## [Fragment dokumentu]
•••

Trzeciego dnia pielgrzymowania na Jasną Górę towarzyszyła nam postać Jakuba, syna Izaaka i ojca Józefa.

Wydaje nam się, że święci mają wokół siebie tylko dobre relacje i kochających ludzi – mówił w konferencji tego dnia ks. Witold. I podkreślił, że Jakub i jego rodzina są przykładem tego, że jest to nieprawda.

- Relacja z Ezawem, a więc z bratem, była pełna napięcia. Po wyłudzeniu błogosławieństwa od Izaaka, Jakub musiał uciekać. Po prostu Izaak kochał bardziej Ezawa. Jedynie matka była wierna Jakubowi. Później Jakub ukrywał się u pewnego człowieka, z którym też miał trudne relacje. Nie było mu łatwo z najbliższymi ludźmi. Później Jakub miał 12 synów i córkę, ale i tu nie było spokojnie. Bracia znienawidzili Józefa, który był ukochanym synem Jakuba. Chcieli go zabić. Wiemy, że ostatecznie trafił on do Egiptu. Jedyna córka Jakuba została pohańbiona, co rzutowało na całe relacje w rodzinie – przypominał ks. Witold.

I pytał: Ilu z nas ma trudne relacje w rodzinie? Ilu z nas nie dogaduje się z kimś, może nawet bardzo bliskim? Pamiętajmy, że Bóg się tym nie brzydzi. On chce być z nami również i w tym, co trudne. Chce nasze więzi uzdrawiać i błogosławić, nawet jeśli nasza rodzina na ten moment jest jeszcze daleko od tego ideału, którego pragniemy. On pragnie nam towarzyszyć swoim światłem, darami Ducha Świętego, by nam pomóc w tych relacjach się zachować, właściwie postąpić, by je poprawić, a nie pogorszyć. Czas pielgrzymki to z pewnością dobra okazja, by spojrzeć na swoje rodzinne więzi w klimacie modlitwy – przekonywał kapłan.

Ks. Witold podkreślał, że nie ma idealnej rodziny, bo człowiek jest skłonny do grzechu.

- Spróbujmy też pomyśleć na którejś adoracji, co mnie najbardziej cieszy w mojej rodzinie? Za co jestem Bogu najbardziej wdzięczny w mojej rodzinie? Co jest najpiękniejszego, co może dużo mnie kosztowało? I zastanówmy się, co jeszcze jest do zmiany? – zachęcał.

Ks. Witold przypomniał, że Jakub to także wojownik. On walczył nawet z Bogiem.

•••

Dane o położeniu elementów

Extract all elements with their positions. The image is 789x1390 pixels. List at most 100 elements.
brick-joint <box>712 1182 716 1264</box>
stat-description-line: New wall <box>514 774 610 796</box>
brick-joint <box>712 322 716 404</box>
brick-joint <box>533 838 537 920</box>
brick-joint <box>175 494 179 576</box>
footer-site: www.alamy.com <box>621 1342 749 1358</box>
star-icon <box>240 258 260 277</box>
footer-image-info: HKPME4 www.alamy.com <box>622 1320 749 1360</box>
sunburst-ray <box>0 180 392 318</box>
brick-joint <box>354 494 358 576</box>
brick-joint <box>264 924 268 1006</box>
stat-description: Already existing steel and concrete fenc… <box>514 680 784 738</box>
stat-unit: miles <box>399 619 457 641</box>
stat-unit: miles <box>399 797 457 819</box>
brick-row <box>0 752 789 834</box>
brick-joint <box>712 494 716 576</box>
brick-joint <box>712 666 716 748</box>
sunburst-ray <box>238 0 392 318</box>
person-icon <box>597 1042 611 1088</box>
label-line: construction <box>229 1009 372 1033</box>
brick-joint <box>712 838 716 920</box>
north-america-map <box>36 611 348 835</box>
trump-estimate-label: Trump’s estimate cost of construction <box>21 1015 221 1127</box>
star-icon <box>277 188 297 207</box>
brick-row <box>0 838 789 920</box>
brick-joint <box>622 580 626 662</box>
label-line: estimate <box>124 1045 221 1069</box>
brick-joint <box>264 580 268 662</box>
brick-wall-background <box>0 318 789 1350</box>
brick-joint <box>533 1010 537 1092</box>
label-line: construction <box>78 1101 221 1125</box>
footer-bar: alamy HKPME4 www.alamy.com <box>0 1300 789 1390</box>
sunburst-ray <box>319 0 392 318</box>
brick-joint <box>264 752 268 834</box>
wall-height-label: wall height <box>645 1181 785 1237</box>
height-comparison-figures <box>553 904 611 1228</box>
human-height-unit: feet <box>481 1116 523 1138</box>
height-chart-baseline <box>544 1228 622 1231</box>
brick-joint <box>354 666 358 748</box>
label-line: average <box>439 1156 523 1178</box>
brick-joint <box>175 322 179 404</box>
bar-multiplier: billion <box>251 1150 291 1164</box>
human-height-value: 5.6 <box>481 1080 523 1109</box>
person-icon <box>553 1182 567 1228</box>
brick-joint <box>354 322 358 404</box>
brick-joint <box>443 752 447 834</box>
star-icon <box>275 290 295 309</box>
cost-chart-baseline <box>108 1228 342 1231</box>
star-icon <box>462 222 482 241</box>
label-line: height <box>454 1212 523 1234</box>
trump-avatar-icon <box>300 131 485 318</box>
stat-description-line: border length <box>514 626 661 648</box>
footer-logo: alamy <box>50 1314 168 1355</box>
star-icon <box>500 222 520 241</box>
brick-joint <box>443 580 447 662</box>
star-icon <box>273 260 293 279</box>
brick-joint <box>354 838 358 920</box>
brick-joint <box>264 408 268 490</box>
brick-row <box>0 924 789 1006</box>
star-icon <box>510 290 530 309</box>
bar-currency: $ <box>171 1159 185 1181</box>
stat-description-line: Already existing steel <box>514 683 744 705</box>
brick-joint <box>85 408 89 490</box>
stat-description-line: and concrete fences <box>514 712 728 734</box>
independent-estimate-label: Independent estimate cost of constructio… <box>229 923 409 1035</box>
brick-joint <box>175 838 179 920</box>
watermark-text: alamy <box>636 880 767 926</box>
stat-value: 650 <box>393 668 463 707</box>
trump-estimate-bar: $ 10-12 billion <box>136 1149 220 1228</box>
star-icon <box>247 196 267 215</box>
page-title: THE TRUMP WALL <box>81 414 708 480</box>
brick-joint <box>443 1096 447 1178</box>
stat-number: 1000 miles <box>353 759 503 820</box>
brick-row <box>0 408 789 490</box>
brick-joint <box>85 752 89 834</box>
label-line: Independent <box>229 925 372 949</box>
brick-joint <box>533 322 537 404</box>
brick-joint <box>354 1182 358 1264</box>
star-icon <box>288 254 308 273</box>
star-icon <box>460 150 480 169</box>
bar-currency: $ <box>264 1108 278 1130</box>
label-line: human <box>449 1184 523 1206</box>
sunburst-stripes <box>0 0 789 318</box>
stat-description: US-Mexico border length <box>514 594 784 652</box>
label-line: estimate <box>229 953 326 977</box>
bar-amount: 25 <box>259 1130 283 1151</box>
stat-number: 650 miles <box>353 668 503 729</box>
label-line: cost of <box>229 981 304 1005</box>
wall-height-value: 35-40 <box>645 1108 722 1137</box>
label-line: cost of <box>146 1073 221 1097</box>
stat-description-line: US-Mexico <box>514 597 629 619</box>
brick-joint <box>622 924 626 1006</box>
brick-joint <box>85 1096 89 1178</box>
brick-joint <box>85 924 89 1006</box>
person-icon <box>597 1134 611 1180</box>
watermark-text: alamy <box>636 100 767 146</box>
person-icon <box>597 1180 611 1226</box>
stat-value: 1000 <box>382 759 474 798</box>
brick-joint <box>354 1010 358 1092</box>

•••

## [Krótkie ćwiczenie 1]
Odpowiedz na pytania do tekstu o pielgrzymce na Jasną Górę.
(a) Którego dnia pielgrzymowania towarzyszyła pielgrzymom postać Jakuba?
(b) Ilu synów miał Jakub według ks. Witolda?
(c) Z kim według ks. Witolda walczył nawet Jakub?
## [Krótkie ćwiczenie 2]
Proszę przytoczyć bez zmian fragment rekordów od ich pierwszego wiersza do wiersza zawierającego „brick-joint <box>712 322 716 404</box>” włącznie.

## [Odpowiedź pisemna 1]
(a) Trzeciego dnia.
(b) Dwunastu synów.
(c) Z Bogiem.

## [Odpowiedź pisemna 2]
Extract all elements with their positions. The image is 789x1390 pixels. List at most 100 elements.
brick-joint <box>712 1182 716 1264</box>
stat-description-line: New wall <box>514 774 610 796</box>
brick-joint <box>712 322 716 404</box>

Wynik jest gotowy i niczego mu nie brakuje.